__Your objective__.
Scan the records and identify every line in which the string "View" occurs, then return those lines.

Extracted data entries
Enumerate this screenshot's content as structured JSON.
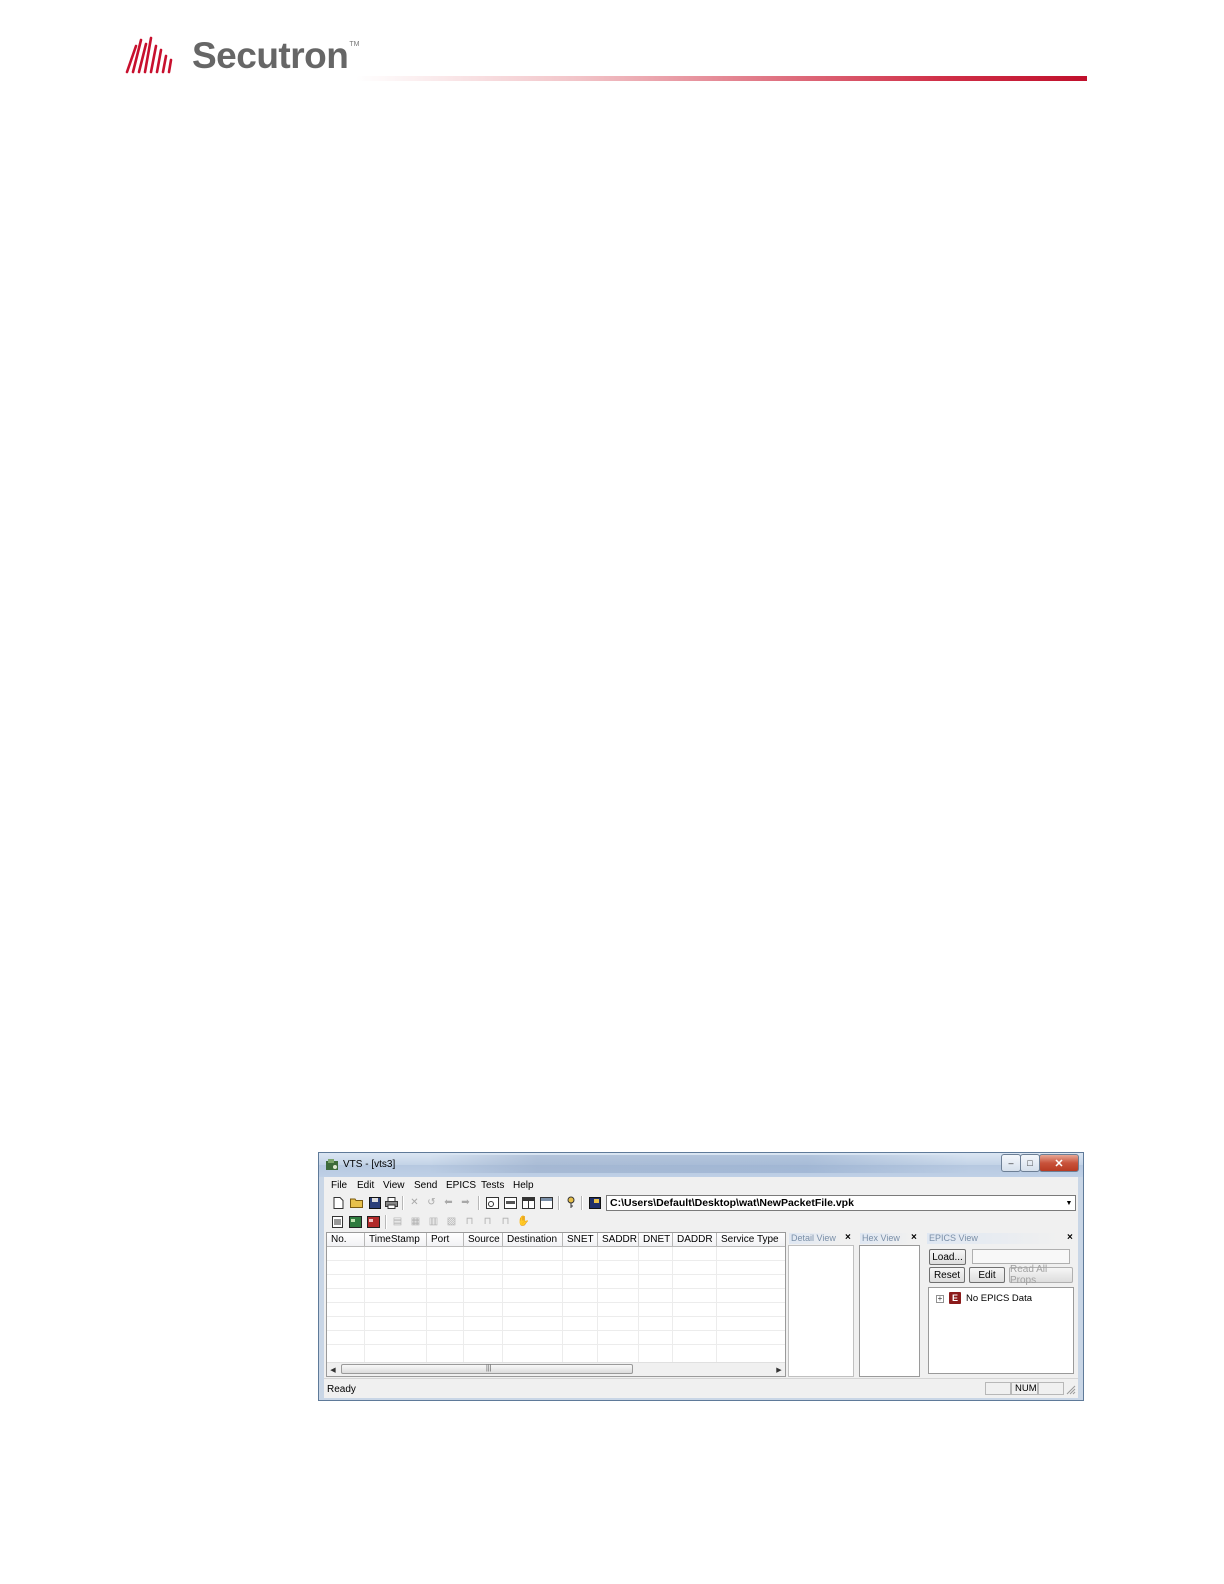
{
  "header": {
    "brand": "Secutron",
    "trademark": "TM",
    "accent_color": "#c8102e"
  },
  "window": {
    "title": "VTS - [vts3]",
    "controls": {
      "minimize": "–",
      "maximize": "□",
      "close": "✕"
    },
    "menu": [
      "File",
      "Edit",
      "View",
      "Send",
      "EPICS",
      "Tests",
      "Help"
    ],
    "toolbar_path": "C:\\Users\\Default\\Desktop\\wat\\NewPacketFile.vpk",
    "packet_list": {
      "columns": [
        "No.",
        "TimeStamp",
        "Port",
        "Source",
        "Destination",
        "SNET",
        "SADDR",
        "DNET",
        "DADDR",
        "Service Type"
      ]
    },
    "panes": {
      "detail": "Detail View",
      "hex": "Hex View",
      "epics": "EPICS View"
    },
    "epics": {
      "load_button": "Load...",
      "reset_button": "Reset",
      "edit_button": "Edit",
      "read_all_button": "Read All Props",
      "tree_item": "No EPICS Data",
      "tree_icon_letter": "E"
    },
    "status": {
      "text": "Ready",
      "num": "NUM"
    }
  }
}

__Exercise answer__.
      "View",
      "detail": "Detail View",
      "hex": "Hex View",
      "epics": "EPICS View"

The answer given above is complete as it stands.